_CHALLENGE:_
From the Utica passage below, retype the portion that begins at the words "While you’re down" and stops after the words "favorite local bands.".

_SELECTED EXCERPT:_
──────────
Bagel Grove, Florentine Pastry Shop on Bleecker Street, and the biggest slice in Utica! Click the pictures for links to these establishments!
I could keep going on about the food, but suffice to say, it was nice to be home for a while. Moving on…
Utica is a thriving center for the arts!
The Munson Williams Proctor Arts Institute is a “regional fine arts center serving diverse audiences through four program divisions— Museum of Art, Performing Arts, School of Art and PrattMWP.” The museum has frequent visiting exhibitions and features works by Jackson Pollock, Salvador Dali, and Georgia O’Keefe (to name a few) in the permanent collection. Students who are accepted to Pratt MWP College of Art and Design complete the final two years of their degrees at the renowned Pratt Institue in Brooklyn. The “Munstitute” also shows films and hosts musical performances, and every summer they host a free Arts Festival. Local artwork is on display at the Sidewalk Art Show and attendees vote for their favorite pieces. There is live music, food, and an Antique and Classic Car show, too.
Growing up, my mother used to take me and my sisters to the Stanley Theatre where we got to see such world-renowned performers as Itzak Perlman, Winton Marsalis, James Galway, and the Philadelphia Philharmonic Orchestra, among many others. The theater is so famously beautiful, that it was recently used in the filming of a new movie.
Speaking of good music, if you have a penchant for the nostalgic sound of vinyl, there is still a record store downtown on Bleecker Street (which has managed to survive the onslaught of big box stores and online shopping) called Off-Center Records.
Breweries, pubs, and live music, oh my….
If you’re more in the mood for the kind of music you can dance to with a beer in your hand, you have plenty of options, as Uticans are historically big fans of drinking and the local music scene is thriving. Fun fact: Utica Club was the first beer to be officially sold in America after prohibition, thanks to the F. X. Matt Brewing Company. In the summer, the brewery hosts an event that takes over all of Varick Street, called Saranac Thursdays. There is live music and lots of partying from 5pm til closing time every Thursday night during the summer. (This is also where you want to be if you’re in town for St. Patrick’s Day.)
While you’re down on Varick Street, make sure you check out the Nail Creek Pub & Brewery for lunch, dinner, happy hour, or Sunday Brunch! They are serious about their amazingly delicious pub food, with gourmet dinners on Wednesday nights and they will occasionally brew their own beer in-house. They frequently host local bands, including an open traditional Irish music session on the first Tuesday night of every month.
Or you can head downtown to The Dev, a local institution. Bar, restaurant, bakery, cafe, caterer, art gallery, and music venue all rolled into one, Anthony and I used to love going here to see gallery openings by talented local artists, like my friend Alex, or dance to some of our favorite local bands.
──────────
_GIVEN RECORDS:_

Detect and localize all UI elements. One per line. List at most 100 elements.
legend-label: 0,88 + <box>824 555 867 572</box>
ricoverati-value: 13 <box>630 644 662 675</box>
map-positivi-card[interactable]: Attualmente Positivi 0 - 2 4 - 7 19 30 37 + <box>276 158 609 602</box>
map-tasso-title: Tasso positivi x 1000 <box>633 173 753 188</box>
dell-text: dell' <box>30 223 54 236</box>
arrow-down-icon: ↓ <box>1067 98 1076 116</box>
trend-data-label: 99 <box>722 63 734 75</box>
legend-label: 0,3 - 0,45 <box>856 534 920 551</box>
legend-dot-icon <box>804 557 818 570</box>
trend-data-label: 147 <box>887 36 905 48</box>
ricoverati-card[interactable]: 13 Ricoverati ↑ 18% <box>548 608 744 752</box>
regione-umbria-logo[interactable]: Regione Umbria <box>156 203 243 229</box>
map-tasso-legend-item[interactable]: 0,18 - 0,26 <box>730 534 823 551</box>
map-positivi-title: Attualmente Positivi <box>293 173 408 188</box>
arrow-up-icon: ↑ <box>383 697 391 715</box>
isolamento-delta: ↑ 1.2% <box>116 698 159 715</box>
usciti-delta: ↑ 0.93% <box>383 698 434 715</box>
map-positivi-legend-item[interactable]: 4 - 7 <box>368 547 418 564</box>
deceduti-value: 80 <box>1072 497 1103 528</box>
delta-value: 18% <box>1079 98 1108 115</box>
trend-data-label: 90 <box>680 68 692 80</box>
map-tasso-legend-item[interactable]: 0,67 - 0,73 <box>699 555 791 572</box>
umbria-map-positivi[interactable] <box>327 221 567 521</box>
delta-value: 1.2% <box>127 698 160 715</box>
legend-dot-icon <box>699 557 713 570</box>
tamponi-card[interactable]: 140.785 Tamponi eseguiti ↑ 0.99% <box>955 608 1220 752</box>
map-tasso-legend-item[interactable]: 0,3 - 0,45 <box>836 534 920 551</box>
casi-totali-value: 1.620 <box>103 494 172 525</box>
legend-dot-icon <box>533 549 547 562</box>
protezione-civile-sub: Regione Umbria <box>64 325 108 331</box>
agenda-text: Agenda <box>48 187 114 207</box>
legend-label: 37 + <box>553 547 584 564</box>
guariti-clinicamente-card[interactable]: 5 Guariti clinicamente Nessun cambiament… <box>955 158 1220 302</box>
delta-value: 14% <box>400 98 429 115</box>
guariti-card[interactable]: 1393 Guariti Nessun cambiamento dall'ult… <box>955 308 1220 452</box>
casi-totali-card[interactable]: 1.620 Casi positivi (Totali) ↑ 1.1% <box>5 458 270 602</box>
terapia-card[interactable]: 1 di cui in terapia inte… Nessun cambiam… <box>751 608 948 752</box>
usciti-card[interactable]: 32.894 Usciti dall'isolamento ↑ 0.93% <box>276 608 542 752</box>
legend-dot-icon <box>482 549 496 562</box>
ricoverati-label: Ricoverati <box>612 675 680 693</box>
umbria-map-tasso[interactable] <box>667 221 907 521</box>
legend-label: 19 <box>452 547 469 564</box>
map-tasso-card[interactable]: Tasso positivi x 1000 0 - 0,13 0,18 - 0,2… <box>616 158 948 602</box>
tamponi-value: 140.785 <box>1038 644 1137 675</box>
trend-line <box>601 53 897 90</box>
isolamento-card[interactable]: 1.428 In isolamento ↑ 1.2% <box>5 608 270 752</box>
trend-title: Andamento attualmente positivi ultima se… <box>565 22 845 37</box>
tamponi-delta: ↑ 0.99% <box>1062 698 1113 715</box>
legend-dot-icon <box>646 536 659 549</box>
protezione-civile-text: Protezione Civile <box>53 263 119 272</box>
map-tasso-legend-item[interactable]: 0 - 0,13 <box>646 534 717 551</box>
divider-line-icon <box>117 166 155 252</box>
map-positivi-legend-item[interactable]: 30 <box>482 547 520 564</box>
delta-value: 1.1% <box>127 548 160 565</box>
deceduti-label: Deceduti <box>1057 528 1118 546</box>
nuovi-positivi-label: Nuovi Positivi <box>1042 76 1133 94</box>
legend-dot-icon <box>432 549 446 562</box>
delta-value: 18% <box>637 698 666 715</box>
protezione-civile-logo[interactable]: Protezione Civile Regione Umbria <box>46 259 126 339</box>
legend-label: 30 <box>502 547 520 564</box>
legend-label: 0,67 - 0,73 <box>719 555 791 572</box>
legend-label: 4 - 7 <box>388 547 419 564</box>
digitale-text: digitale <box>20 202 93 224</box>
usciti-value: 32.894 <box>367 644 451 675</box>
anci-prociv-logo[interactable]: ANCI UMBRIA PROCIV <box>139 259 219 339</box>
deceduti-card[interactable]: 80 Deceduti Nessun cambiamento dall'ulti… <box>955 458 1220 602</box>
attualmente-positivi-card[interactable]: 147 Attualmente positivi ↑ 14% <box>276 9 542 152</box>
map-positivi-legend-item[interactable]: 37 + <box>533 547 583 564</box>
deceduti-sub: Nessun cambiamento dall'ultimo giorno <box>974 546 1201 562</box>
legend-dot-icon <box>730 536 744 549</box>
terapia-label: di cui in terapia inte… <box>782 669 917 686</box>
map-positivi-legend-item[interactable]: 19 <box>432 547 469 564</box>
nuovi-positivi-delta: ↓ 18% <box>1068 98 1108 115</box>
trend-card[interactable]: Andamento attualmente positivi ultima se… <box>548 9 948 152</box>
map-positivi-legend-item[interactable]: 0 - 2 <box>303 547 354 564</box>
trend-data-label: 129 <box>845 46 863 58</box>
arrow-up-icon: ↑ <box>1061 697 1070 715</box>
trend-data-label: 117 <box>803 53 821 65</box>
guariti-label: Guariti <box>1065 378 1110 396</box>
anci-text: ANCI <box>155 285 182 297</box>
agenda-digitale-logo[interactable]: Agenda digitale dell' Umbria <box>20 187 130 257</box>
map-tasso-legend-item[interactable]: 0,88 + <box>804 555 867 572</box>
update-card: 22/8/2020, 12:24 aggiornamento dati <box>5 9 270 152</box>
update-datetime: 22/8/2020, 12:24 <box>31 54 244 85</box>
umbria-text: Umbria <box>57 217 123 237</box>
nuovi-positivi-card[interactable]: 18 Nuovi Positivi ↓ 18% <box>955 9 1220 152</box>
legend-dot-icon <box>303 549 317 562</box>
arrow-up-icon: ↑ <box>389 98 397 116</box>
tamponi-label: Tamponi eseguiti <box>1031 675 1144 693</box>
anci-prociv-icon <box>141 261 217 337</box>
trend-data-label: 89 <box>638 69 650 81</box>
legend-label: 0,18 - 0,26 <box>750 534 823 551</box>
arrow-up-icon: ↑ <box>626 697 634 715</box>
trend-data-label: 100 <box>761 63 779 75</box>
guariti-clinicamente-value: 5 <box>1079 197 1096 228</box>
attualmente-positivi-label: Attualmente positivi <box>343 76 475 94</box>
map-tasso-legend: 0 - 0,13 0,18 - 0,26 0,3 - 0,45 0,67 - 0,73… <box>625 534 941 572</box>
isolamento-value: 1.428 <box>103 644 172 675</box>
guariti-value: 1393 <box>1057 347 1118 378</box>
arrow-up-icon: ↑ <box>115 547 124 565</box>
──────────
_RESULT BELOW:_
While you’re down on Varick Street, make sure you check out the Nail Creek Pub & Brewery for lunch, dinner, happy hour, or Sunday Brunch! They are serious about their amazingly delicious pub food, with gourmet dinners on Wednesday nights and they will occasionally brew their own beer in-house. They frequently host local bands, including an open traditional Irish music session on the first Tuesday night of every month.
Or you can head downtown to The Dev, a local institution. Bar, restaurant, bakery, cafe, caterer, art gallery, and music venue all rolled into one, Anthony and I used to love going here to see gallery openings by talented local artists, like my friend Alex, or dance to some of our favorite local bands.